[Saved entries]
-------------------------

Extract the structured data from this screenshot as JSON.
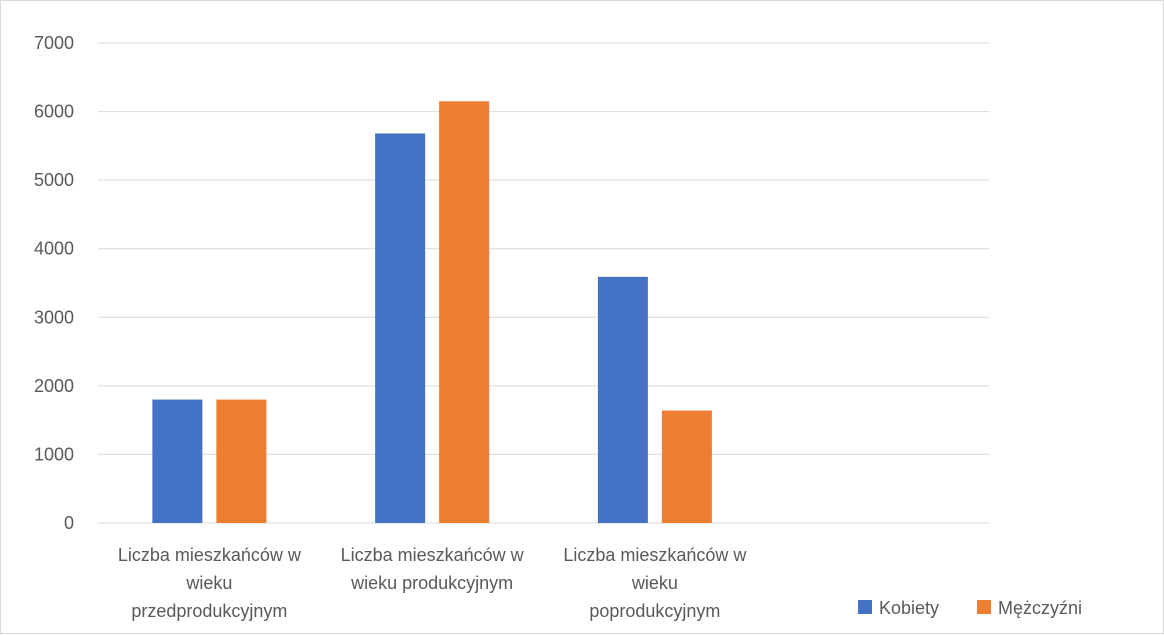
{
  "chart_data": {
    "type": "bar",
    "categories": [
      "Liczba mieszkańców w wieku przedprodukcyjnym",
      "Liczba mieszkańców w wieku produkcyjnym",
      "Liczba mieszkańców w wieku poprodukcyjnym"
    ],
    "category_label_lines": [
      [
        "Liczba mieszkańców w",
        "wieku",
        "przedprodukcyjnym"
      ],
      [
        "Liczba mieszkańców w",
        "wieku produkcyjnym"
      ],
      [
        "Liczba mieszkańców w",
        "wieku",
        "poprodukcyjnym"
      ]
    ],
    "series": [
      {
        "name": "Kobiety",
        "color": "#4472c4",
        "values": [
          1800,
          5680,
          3590
        ]
      },
      {
        "name": "Mężczyźni",
        "color": "#ed7d31",
        "values": [
          1800,
          6150,
          1640
        ]
      }
    ],
    "ylim": [
      0,
      7000
    ],
    "yticks": [
      0,
      1000,
      2000,
      3000,
      4000,
      5000,
      6000,
      7000
    ],
    "grid": true,
    "legend_position": "bottom-right"
  }
}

-------------------------

Task to carry out → Using the listing, collect all lines in which the string "wieku" is found.

Task answer →
      "Liczba mieszkańców w wieku przedprodukcyjnym",
      "Liczba mieszkańców w wieku produkcyjnym",
      "Liczba mieszkańców w wieku poprodukcyjnym"
        "wieku",
        "wieku produkcyjnym"
        "wieku",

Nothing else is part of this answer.